Entries:
** start **

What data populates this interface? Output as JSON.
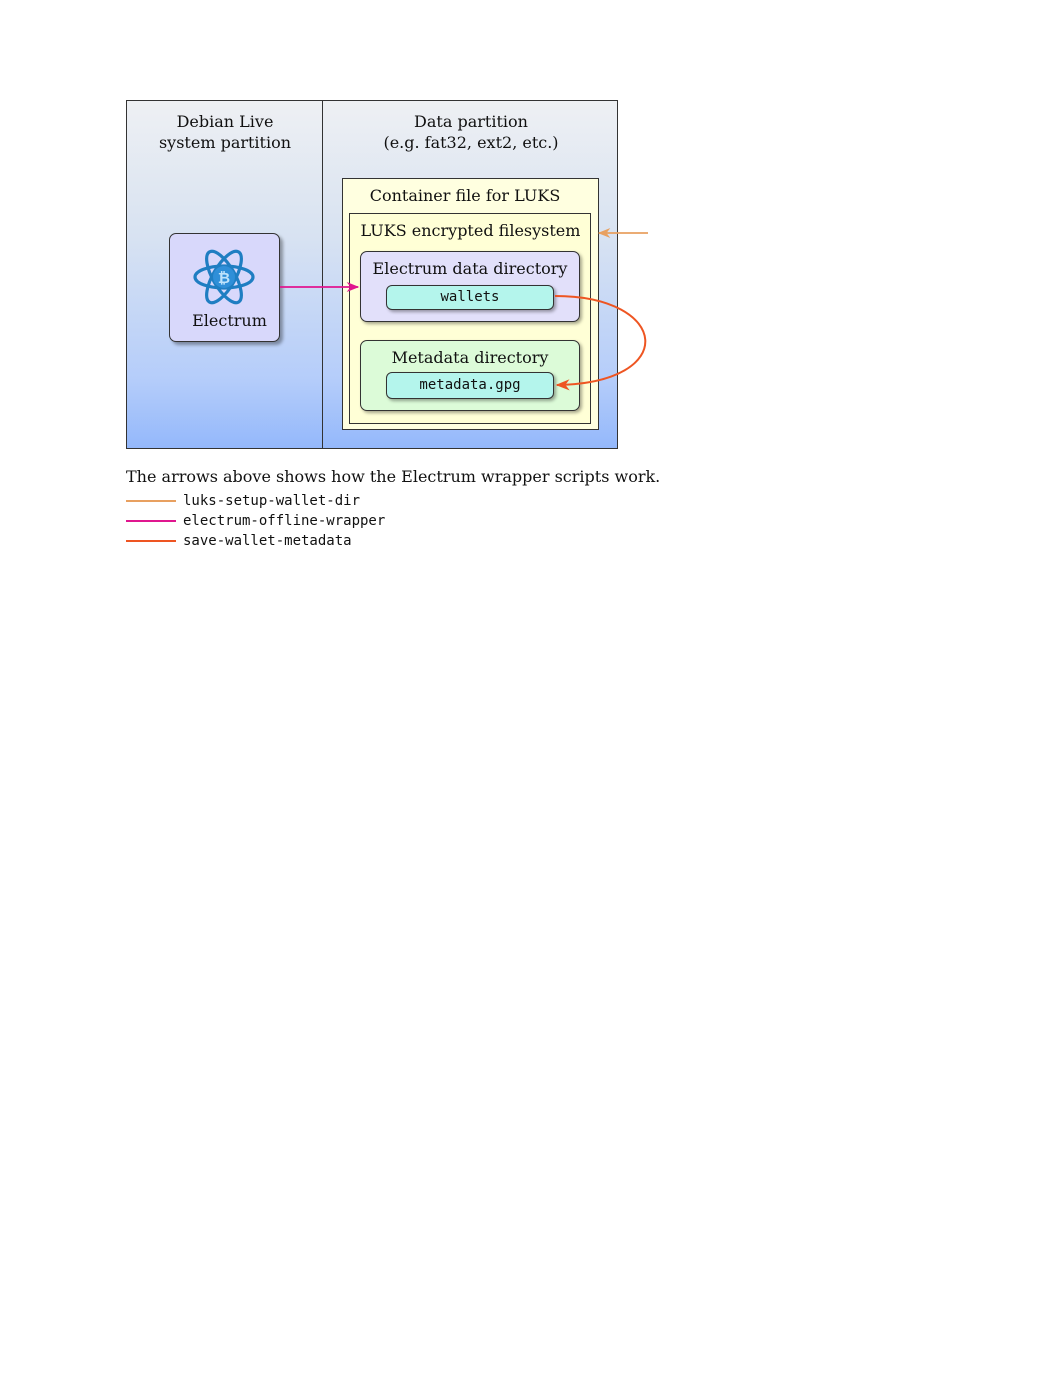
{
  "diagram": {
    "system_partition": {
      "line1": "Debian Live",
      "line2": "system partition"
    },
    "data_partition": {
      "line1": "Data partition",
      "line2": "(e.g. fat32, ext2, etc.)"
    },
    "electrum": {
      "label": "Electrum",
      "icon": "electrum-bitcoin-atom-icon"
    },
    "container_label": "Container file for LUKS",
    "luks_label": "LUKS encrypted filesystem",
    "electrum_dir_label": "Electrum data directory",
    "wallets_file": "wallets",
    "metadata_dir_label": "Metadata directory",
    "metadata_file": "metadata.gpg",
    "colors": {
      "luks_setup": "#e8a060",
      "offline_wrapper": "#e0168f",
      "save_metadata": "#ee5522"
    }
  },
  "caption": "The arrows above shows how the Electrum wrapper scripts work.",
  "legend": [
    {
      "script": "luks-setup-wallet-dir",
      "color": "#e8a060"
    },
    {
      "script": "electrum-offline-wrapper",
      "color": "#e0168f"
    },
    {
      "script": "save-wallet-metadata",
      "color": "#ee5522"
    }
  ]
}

** end **
** start **

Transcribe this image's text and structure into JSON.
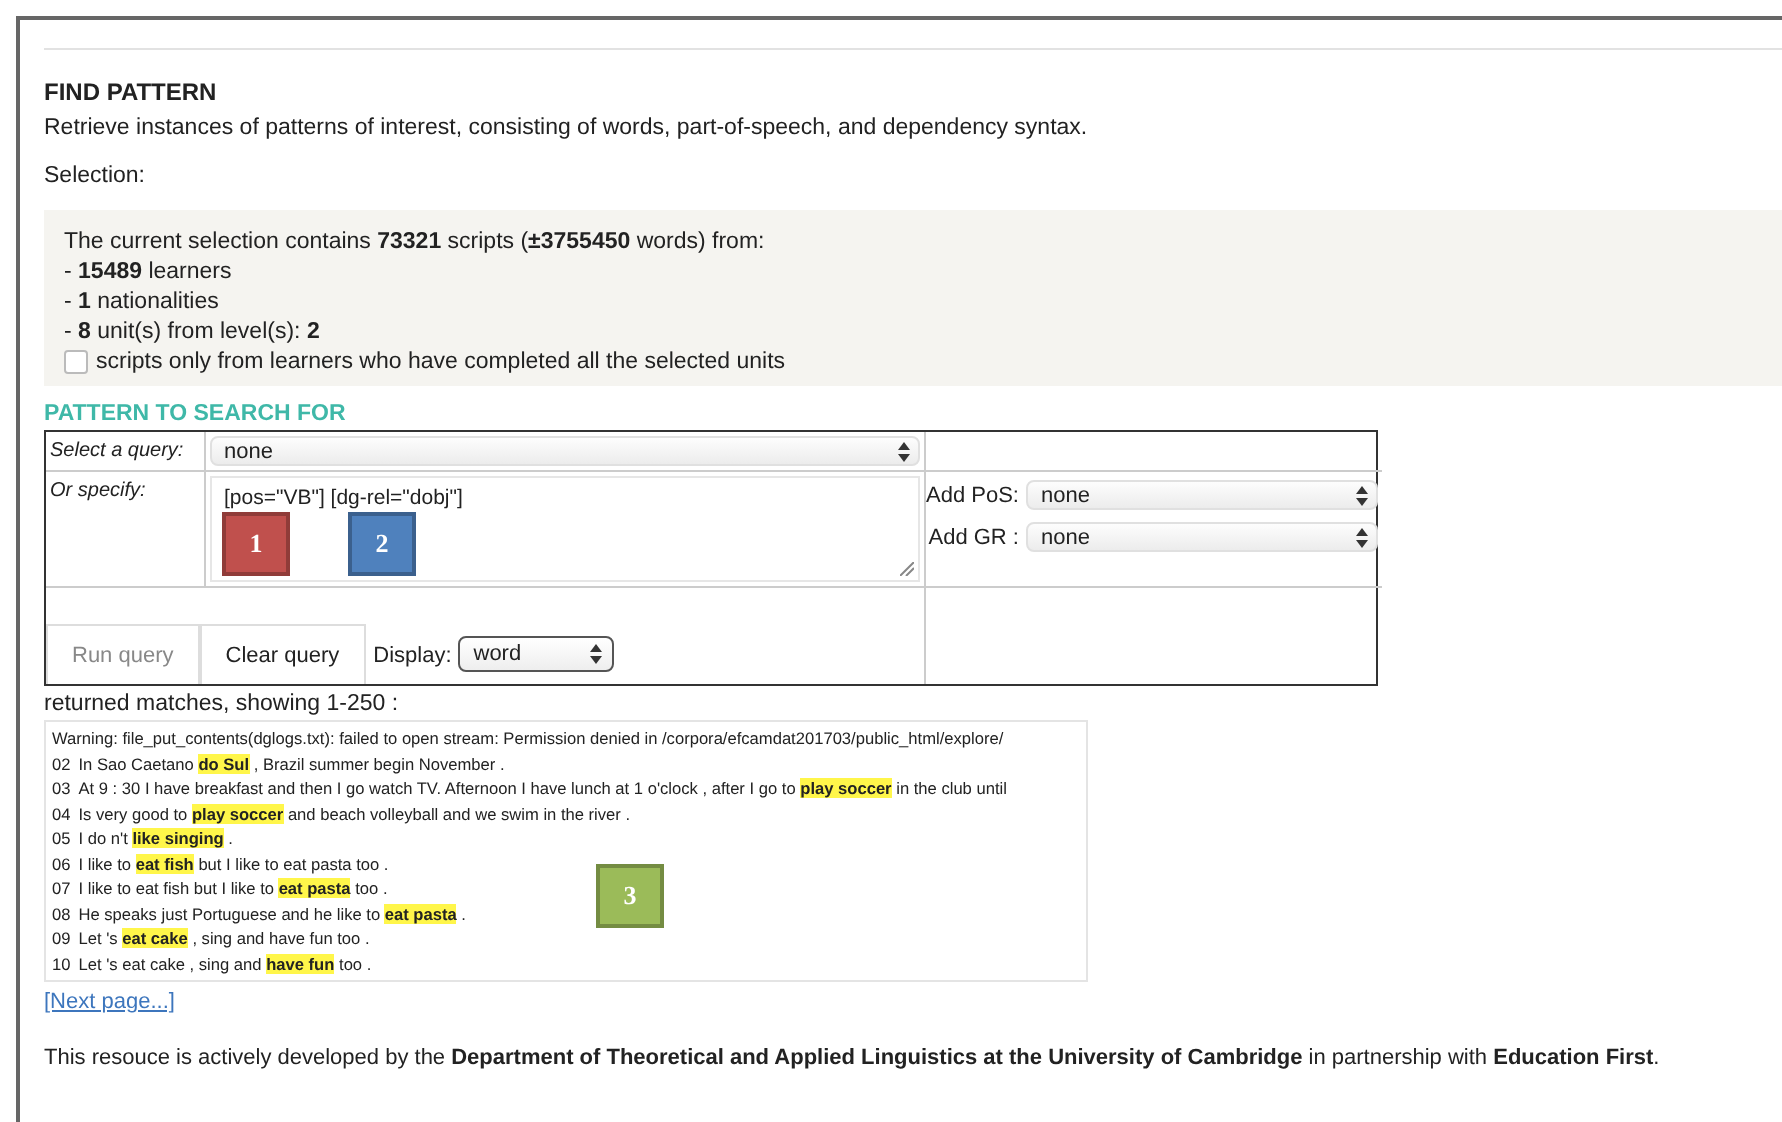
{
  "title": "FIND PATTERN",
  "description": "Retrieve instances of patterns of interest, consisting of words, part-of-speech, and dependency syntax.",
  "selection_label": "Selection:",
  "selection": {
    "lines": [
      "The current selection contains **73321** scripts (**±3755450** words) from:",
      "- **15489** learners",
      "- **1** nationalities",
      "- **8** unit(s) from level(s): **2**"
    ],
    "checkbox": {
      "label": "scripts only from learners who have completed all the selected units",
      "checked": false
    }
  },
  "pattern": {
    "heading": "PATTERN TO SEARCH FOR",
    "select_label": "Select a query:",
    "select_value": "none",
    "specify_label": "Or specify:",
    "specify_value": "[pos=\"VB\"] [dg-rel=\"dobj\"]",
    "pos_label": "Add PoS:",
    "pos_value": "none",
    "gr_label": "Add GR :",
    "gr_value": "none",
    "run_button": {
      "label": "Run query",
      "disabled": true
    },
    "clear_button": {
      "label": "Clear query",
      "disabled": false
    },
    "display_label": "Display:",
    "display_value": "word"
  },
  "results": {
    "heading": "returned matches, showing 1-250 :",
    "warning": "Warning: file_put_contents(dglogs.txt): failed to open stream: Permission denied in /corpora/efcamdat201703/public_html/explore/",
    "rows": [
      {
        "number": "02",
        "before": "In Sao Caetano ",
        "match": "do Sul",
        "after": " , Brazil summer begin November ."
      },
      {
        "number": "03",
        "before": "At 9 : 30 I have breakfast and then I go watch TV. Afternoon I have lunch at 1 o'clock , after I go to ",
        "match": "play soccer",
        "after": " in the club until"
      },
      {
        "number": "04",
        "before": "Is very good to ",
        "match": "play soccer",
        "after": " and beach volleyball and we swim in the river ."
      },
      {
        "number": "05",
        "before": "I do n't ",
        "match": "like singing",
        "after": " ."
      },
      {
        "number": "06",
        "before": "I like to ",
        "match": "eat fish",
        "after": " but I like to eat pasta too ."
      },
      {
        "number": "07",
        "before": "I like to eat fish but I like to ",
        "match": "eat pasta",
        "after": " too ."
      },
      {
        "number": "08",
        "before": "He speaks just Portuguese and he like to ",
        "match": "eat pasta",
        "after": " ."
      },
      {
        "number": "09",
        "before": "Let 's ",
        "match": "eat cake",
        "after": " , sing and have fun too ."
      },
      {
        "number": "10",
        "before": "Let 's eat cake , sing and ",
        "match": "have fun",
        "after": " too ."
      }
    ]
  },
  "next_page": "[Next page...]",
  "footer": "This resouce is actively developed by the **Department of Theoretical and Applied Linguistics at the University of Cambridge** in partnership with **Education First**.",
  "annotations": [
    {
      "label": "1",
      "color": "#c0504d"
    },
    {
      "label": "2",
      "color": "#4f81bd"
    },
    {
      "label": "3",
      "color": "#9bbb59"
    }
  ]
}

** end **

Exercise goal:
Identify the lines in the entries that hold "none" and return each one.

Worked solution:
    "select_value": "none",
    "pos_value": "none",
    "gr_value": "none",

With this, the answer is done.